Figure contents as structured data:
════════════════
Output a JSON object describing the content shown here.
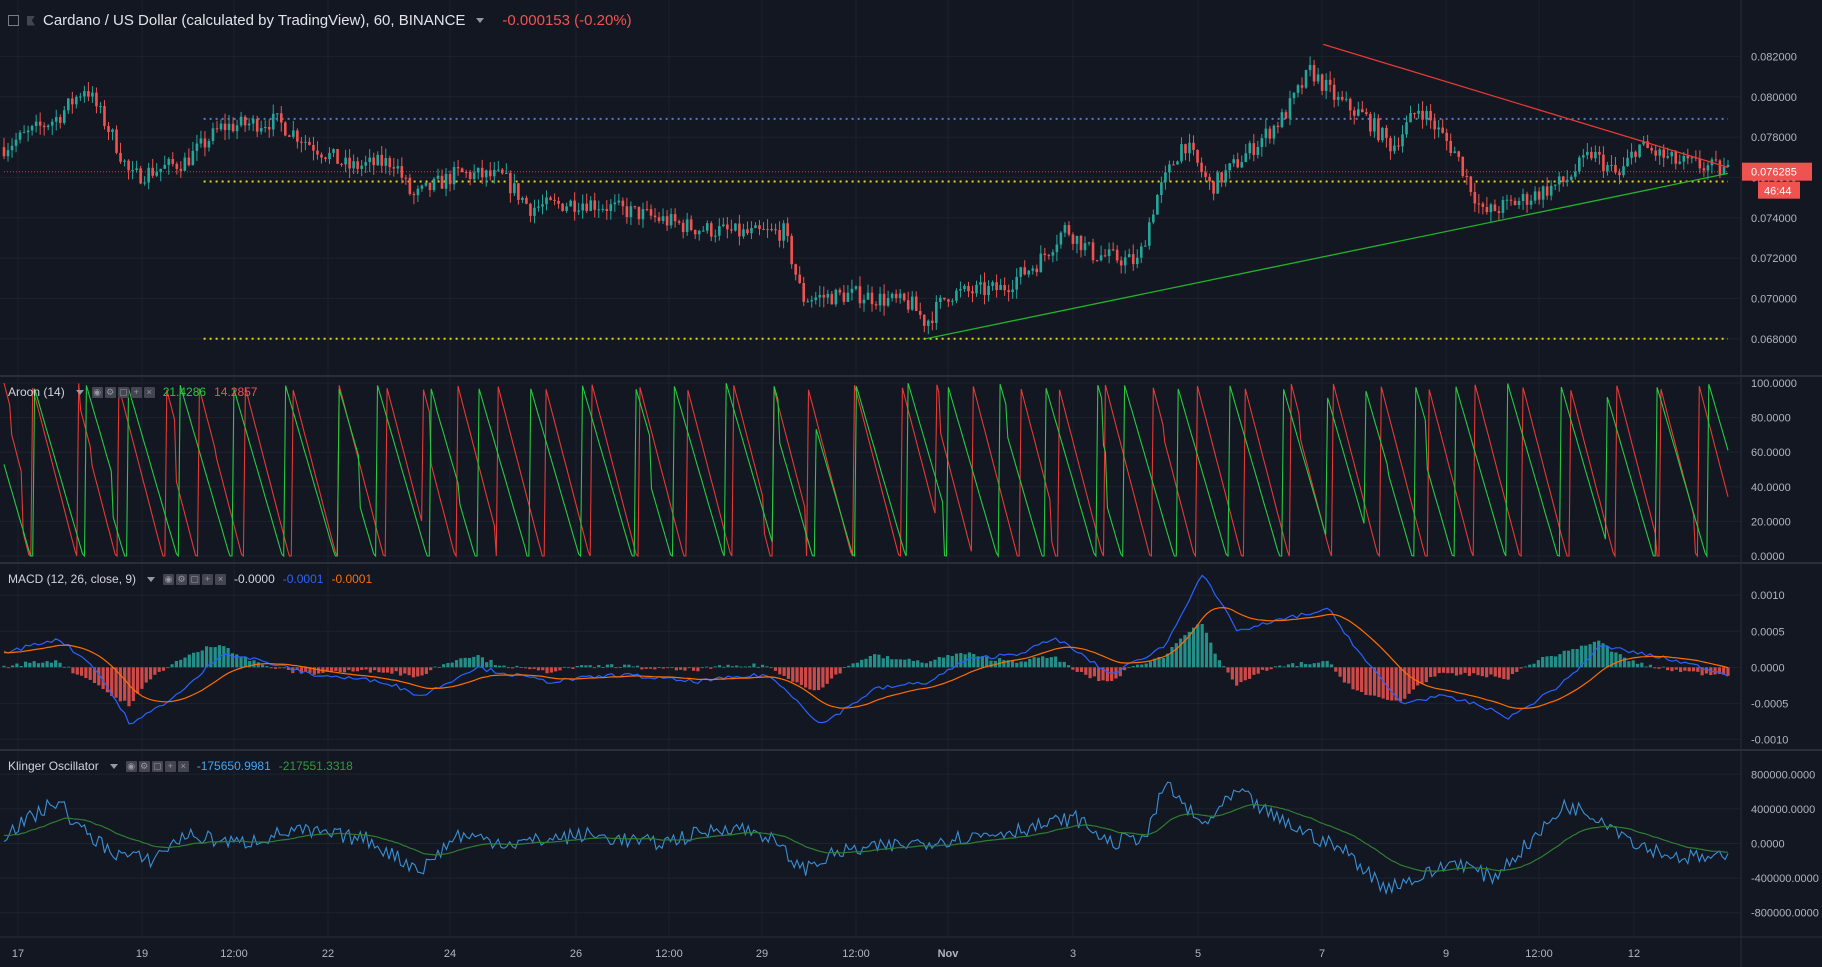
{
  "header": {
    "symbol_title": "Cardano / US Dollar (calculated by TradingView), 60, BINANCE",
    "change": "-0.000153 (-0.20%)"
  },
  "colors": {
    "background": "#131722",
    "grid": "#1e222d",
    "up": "#26a69a",
    "down": "#ef5350",
    "aroon_up": "#26c941",
    "aroon_down": "#e53935",
    "macd_line": "#2962ff",
    "macd_signal": "#ff6d00",
    "klinger": "#42a5f5",
    "klinger_signal": "#2e7d32",
    "hline_blue": "#4a7bd6",
    "hline_yellow": "#e6d31a",
    "trend_red": "#e53935",
    "trend_green": "#22b22b"
  },
  "price_tag": {
    "value": "0.076285",
    "countdown": "46:44"
  },
  "time_axis": {
    "labels": [
      "17",
      "19",
      "12:00",
      "22",
      "24",
      "26",
      "12:00",
      "29",
      "12:00",
      "Nov",
      "3",
      "5",
      "7",
      "9",
      "12:00",
      "12"
    ]
  },
  "panels": {
    "aroon": {
      "name": "Aroon (14)",
      "up_value": "21.4286",
      "down_value": "14.2857"
    },
    "macd": {
      "name": "MACD (12, 26, close, 9)",
      "histogram_value": "-0.0000",
      "macd_value": "-0.0001",
      "signal_value": "-0.0001"
    },
    "klinger": {
      "name": "Klinger Oscillator",
      "klinger_value": "-175650.9981",
      "signal_value": "-217551.3318"
    }
  },
  "chart_data": [
    {
      "type": "candlestick",
      "title": "Cardano / US Dollar (calculated by TradingView), 60, BINANCE",
      "ylim": [
        0.0665,
        0.0845
      ],
      "y_ticks": [
        "0.082000",
        "0.080000",
        "0.078000",
        "0.076000",
        "0.074000",
        "0.072000",
        "0.070000",
        "0.068000"
      ],
      "y_tick_values": [
        0.082,
        0.08,
        0.078,
        0.076,
        0.074,
        0.072,
        0.07,
        0.068
      ],
      "x_range": [
        0,
        100
      ],
      "anchors": [
        [
          0,
          0.0775
        ],
        [
          3,
          0.079
        ],
        [
          4.5,
          0.0805
        ],
        [
          6,
          0.078
        ],
        [
          7,
          0.076
        ],
        [
          10,
          0.0768
        ],
        [
          12,
          0.0785
        ],
        [
          15,
          0.0788
        ],
        [
          17,
          0.0776
        ],
        [
          19,
          0.0765
        ],
        [
          21.5,
          0.0768
        ],
        [
          22.5,
          0.075
        ],
        [
          25,
          0.0762
        ],
        [
          27.5,
          0.076
        ],
        [
          29,
          0.0745
        ],
        [
          32,
          0.0748
        ],
        [
          35,
          0.0742
        ],
        [
          38,
          0.0735
        ],
        [
          41,
          0.0732
        ],
        [
          43,
          0.0733
        ],
        [
          44,
          0.07
        ],
        [
          47,
          0.0702
        ],
        [
          50,
          0.0697
        ],
        [
          50.8,
          0.0688
        ],
        [
          52,
          0.0702
        ],
        [
          55,
          0.0705
        ],
        [
          57,
          0.0718
        ],
        [
          58.5,
          0.0735
        ],
        [
          60,
          0.0722
        ],
        [
          62.5,
          0.0718
        ],
        [
          63.5,
          0.075
        ],
        [
          65,
          0.0778
        ],
        [
          66.5,
          0.0755
        ],
        [
          68.5,
          0.0772
        ],
        [
          70.5,
          0.079
        ],
        [
          72,
          0.0813
        ],
        [
          73.5,
          0.0798
        ],
        [
          75,
          0.079
        ],
        [
          76.5,
          0.0775
        ],
        [
          78,
          0.0795
        ],
        [
          80,
          0.0772
        ],
        [
          81.5,
          0.0742
        ],
        [
          84,
          0.075
        ],
        [
          86,
          0.0758
        ],
        [
          87.5,
          0.0772
        ],
        [
          89,
          0.076
        ],
        [
          90,
          0.0776
        ],
        [
          92,
          0.0768
        ],
        [
          94,
          0.0765
        ],
        [
          95,
          0.0763
        ]
      ],
      "horizontal_lines": [
        {
          "value": 0.0789,
          "style": "dotted",
          "color": "blue",
          "x_start": 11
        },
        {
          "value": 0.0758,
          "style": "dotted",
          "color": "yellow",
          "x_start": 11
        },
        {
          "value": 0.068,
          "style": "dotted",
          "color": "yellow",
          "x_start": 11
        },
        {
          "value": 0.07628,
          "style": "dotted",
          "color": "red",
          "x_start": 0
        }
      ],
      "trend_lines": [
        {
          "color": "red",
          "from": [
            72.7,
            0.0826
          ],
          "to": [
            95,
            0.0765
          ]
        },
        {
          "color": "green",
          "from": [
            50.8,
            0.068
          ],
          "to": [
            95,
            0.0762
          ]
        }
      ],
      "last_price": 0.076285
    },
    {
      "type": "line",
      "title": "Aroon (14)",
      "ylim": [
        0,
        100
      ],
      "y_ticks": [
        "100.0000",
        "80.0000",
        "60.0000",
        "40.0000",
        "20.0000",
        "0.0000"
      ],
      "y_tick_values": [
        100,
        80,
        60,
        40,
        20,
        0
      ],
      "series": [
        {
          "name": "Up",
          "last": 21.4286
        },
        {
          "name": "Down",
          "last": 14.2857
        }
      ]
    },
    {
      "type": "line",
      "title": "MACD (12, 26, close, 9)",
      "ylim": [
        -0.00105,
        0.00135
      ],
      "y_ticks": [
        "0.0010",
        "0.0005",
        "0.0000",
        "-0.0005",
        "-0.0010"
      ],
      "y_tick_values": [
        0.001,
        0.0005,
        0.0,
        -0.0005,
        -0.001
      ],
      "macd_anchors": [
        [
          0,
          0.0002
        ],
        [
          3,
          0.0004
        ],
        [
          5,
          0.0
        ],
        [
          7,
          -0.0008
        ],
        [
          10,
          -0.0003
        ],
        [
          12,
          0.0002
        ],
        [
          14,
          0.0001
        ],
        [
          17,
          -0.0001
        ],
        [
          21,
          -0.0002
        ],
        [
          23,
          -0.0004
        ],
        [
          26,
          0.0
        ],
        [
          30,
          -0.0002
        ],
        [
          34,
          -0.0001
        ],
        [
          38,
          -0.0002
        ],
        [
          42,
          -0.0001
        ],
        [
          43.5,
          -0.0004
        ],
        [
          45,
          -0.0008
        ],
        [
          48,
          -0.0003
        ],
        [
          51,
          -0.0002
        ],
        [
          53,
          0.0001
        ],
        [
          56,
          0.0002
        ],
        [
          58,
          0.0004
        ],
        [
          61,
          -0.0001
        ],
        [
          64,
          0.0003
        ],
        [
          66,
          0.0013
        ],
        [
          68,
          0.0005
        ],
        [
          71,
          0.0007
        ],
        [
          73,
          0.0008
        ],
        [
          75,
          0.0001
        ],
        [
          77,
          -0.0005
        ],
        [
          79,
          -0.0004
        ],
        [
          81,
          -0.0005
        ],
        [
          83,
          -0.0007
        ],
        [
          86,
          -0.0002
        ],
        [
          88,
          0.0003
        ],
        [
          90,
          0.0002
        ],
        [
          92,
          0.0001
        ],
        [
          95,
          -0.0001
        ]
      ]
    },
    {
      "type": "line",
      "title": "Klinger Oscillator",
      "ylim": [
        -1000000,
        1000000
      ],
      "y_ticks": [
        "800000.0000",
        "400000.0000",
        "0.0000",
        "-400000.0000",
        "-800000.0000"
      ],
      "y_tick_values": [
        800000,
        400000,
        0,
        -400000,
        -800000
      ],
      "anchors": [
        [
          0,
          100000
        ],
        [
          3,
          500000
        ],
        [
          4,
          200000
        ],
        [
          6,
          -100000
        ],
        [
          8,
          -200000
        ],
        [
          10,
          100000
        ],
        [
          13,
          0
        ],
        [
          16,
          150000
        ],
        [
          20,
          50000
        ],
        [
          22,
          -200000
        ],
        [
          23,
          -300000
        ],
        [
          25,
          100000
        ],
        [
          28,
          0
        ],
        [
          32,
          100000
        ],
        [
          36,
          0
        ],
        [
          40,
          200000
        ],
        [
          42,
          100000
        ],
        [
          44,
          -300000
        ],
        [
          46,
          -100000
        ],
        [
          50,
          0
        ],
        [
          54,
          100000
        ],
        [
          57,
          200000
        ],
        [
          59,
          300000
        ],
        [
          61,
          0
        ],
        [
          63,
          100000
        ],
        [
          64,
          700000
        ],
        [
          66,
          200000
        ],
        [
          68,
          600000
        ],
        [
          70,
          300000
        ],
        [
          72,
          100000
        ],
        [
          74,
          -100000
        ],
        [
          76,
          -500000
        ],
        [
          78,
          -400000
        ],
        [
          80,
          -200000
        ],
        [
          82,
          -400000
        ],
        [
          85,
          200000
        ],
        [
          86,
          450000
        ],
        [
          88,
          300000
        ],
        [
          90,
          0
        ],
        [
          92,
          -150000
        ],
        [
          95,
          -180000
        ]
      ]
    }
  ]
}
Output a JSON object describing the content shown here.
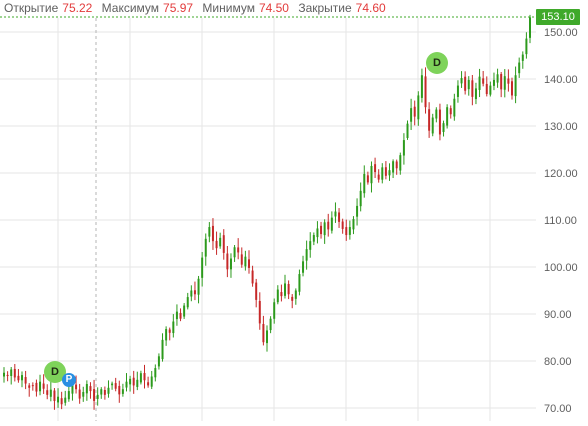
{
  "legend": {
    "open_label": "Открытие",
    "open_value": "75.22",
    "high_label": "Максимум",
    "high_value": "75.97",
    "low_label": "Минимум",
    "low_value": "74.50",
    "close_label": "Закрытие",
    "close_value": "74.60"
  },
  "last_price": "153.10",
  "markers": {
    "dividend_label": "D",
    "p_label": "P"
  },
  "colors": {
    "up": "#2c9a1c",
    "down": "#c62828",
    "grid": "#e6e6e6",
    "accent": "#3fa92a",
    "axis_text": "#5f5f5f"
  },
  "chart_data": {
    "type": "candlestick",
    "ylim": [
      68,
      155
    ],
    "y_ticks": [
      "70.00",
      "80.00",
      "90.00",
      "100.00",
      "110.00",
      "120.00",
      "130.00",
      "140.00",
      "150.00"
    ],
    "y_tick_values": [
      70,
      80,
      90,
      100,
      110,
      120,
      130,
      140,
      150
    ],
    "series": [
      {
        "values": [
          77.5,
          76.8,
          78.2,
          76.5,
          75.9,
          77.0,
          75.2,
          74.3,
          74.8,
          73.5,
          75.6,
          74.1,
          72.8,
          73.9,
          71.5,
          72.4,
          70.8,
          72.2,
          73.6,
          74.8,
          74.0,
          72.0,
          73.4,
          75.1,
          73.6,
          71.5,
          72.8,
          74.0,
          72.8,
          74.3,
          75.2,
          74.1,
          72.9,
          74.0,
          75.6,
          76.2,
          74.8,
          76.0,
          77.4,
          75.9,
          74.8,
          76.7,
          78.5,
          81.0,
          84.5,
          86.8,
          86.0,
          88.4,
          90.5,
          89.0,
          91.8,
          93.6,
          95.0,
          94.2,
          97.5,
          102.0,
          106.0,
          108.5,
          105.5,
          104.0,
          106.2,
          103.0,
          99.5,
          101.8,
          104.2,
          103.1,
          100.5,
          102.2,
          99.8,
          96.5,
          93.0,
          88.0,
          84.0,
          86.5,
          89.0,
          92.5,
          95.2,
          93.8,
          96.5,
          94.2,
          92.8,
          95.0,
          98.5,
          101.2,
          103.8,
          105.5,
          106.8,
          108.2,
          107.0,
          109.5,
          108.0,
          110.5,
          111.8,
          109.6,
          108.1,
          106.8,
          108.5,
          110.2,
          113.0,
          116.2,
          119.8,
          118.0,
          121.5,
          120.2,
          118.6,
          121.2,
          119.4,
          120.6,
          122.5,
          121.0,
          123.8,
          127.0,
          130.5,
          133.8,
          132.0,
          136.5,
          140.8,
          134.0,
          129.0,
          131.8,
          133.5,
          128.2,
          130.6,
          134.0,
          132.5,
          135.8,
          138.6,
          140.2,
          137.5,
          139.8,
          136.2,
          138.0,
          140.5,
          139.0,
          136.8,
          138.6,
          139.8,
          141.0,
          137.8,
          140.6,
          139.0,
          136.5,
          140.8,
          143.5,
          145.2,
          148.6,
          153.1
        ]
      }
    ]
  }
}
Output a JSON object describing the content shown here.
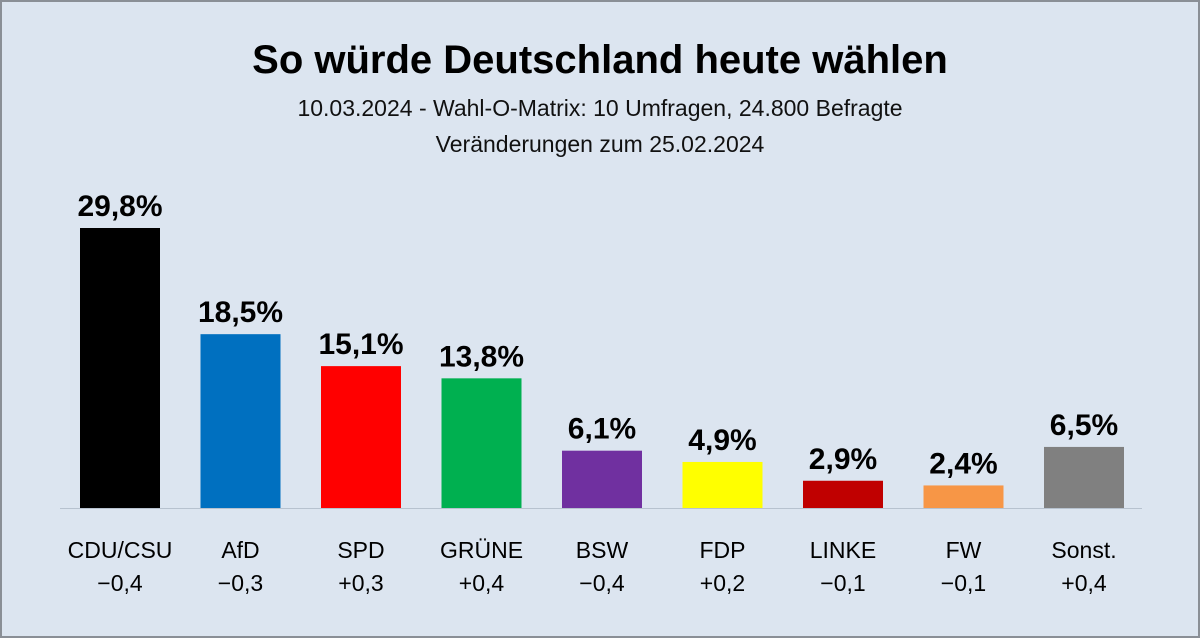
{
  "title": "So würde Deutschland heute wählen",
  "subtitle_line1": "10.03.2024 - Wahl-O-Matrix: 10 Umfragen, 24.800 Befragte",
  "subtitle_line2": "Veränderungen zum 25.02.2024",
  "chart_data": {
    "type": "bar",
    "categories": [
      "CDU/CSU",
      "AfD",
      "SPD",
      "GRÜNE",
      "BSW",
      "FDP",
      "LINKE",
      "FW",
      "Sonst."
    ],
    "values": [
      29.8,
      18.5,
      15.1,
      13.8,
      6.1,
      4.9,
      2.9,
      2.4,
      6.5
    ],
    "value_labels": [
      "29,8%",
      "18,5%",
      "15,1%",
      "13,8%",
      "6,1%",
      "4,9%",
      "2,9%",
      "2,4%",
      "6,5%"
    ],
    "changes": [
      "−0,4",
      "−0,3",
      "+0,3",
      "+0,4",
      "−0,4",
      "+0,2",
      "−0,1",
      "−0,1",
      "+0,4"
    ],
    "colors": [
      "#000000",
      "#0070c0",
      "#ff0000",
      "#00b050",
      "#7030a0",
      "#ffff00",
      "#c00000",
      "#f79646",
      "#808080"
    ],
    "ylim": [
      0,
      30
    ],
    "grid": false
  }
}
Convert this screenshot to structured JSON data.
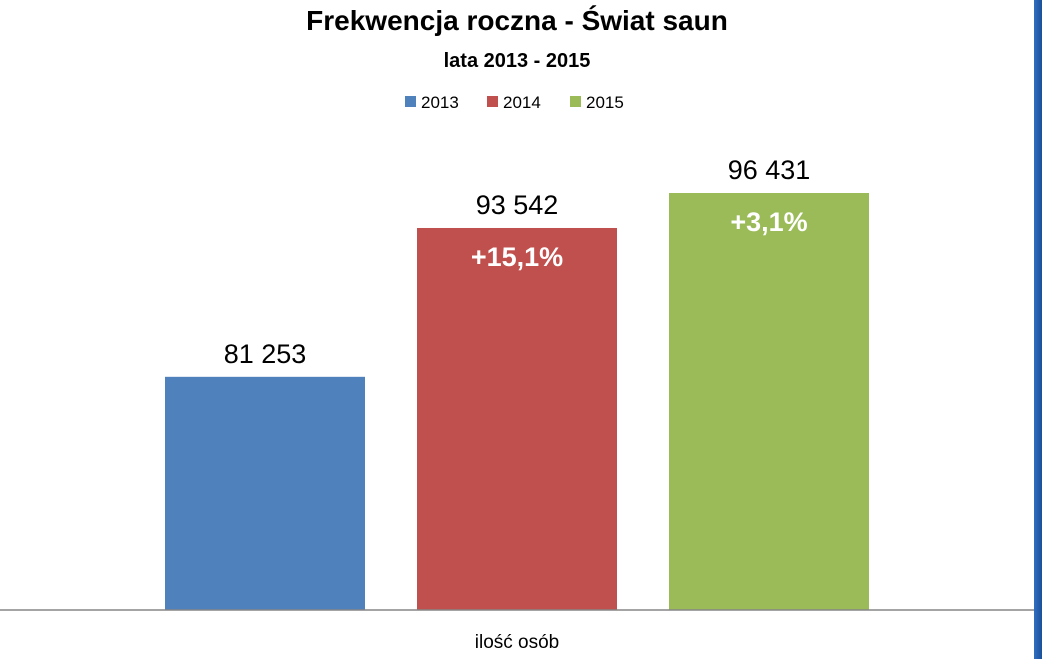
════════════════
**Exercise directions**
Working from the listing above, pick out every line that has "BINANCE" and copy it.

**The answer**
    "symbol_title": "Cardano / US Dollar (calculated by TradingView), 60, BINANCE",
      "title": "Cardano / US Dollar (calculated by TradingView), 60, BINANCE",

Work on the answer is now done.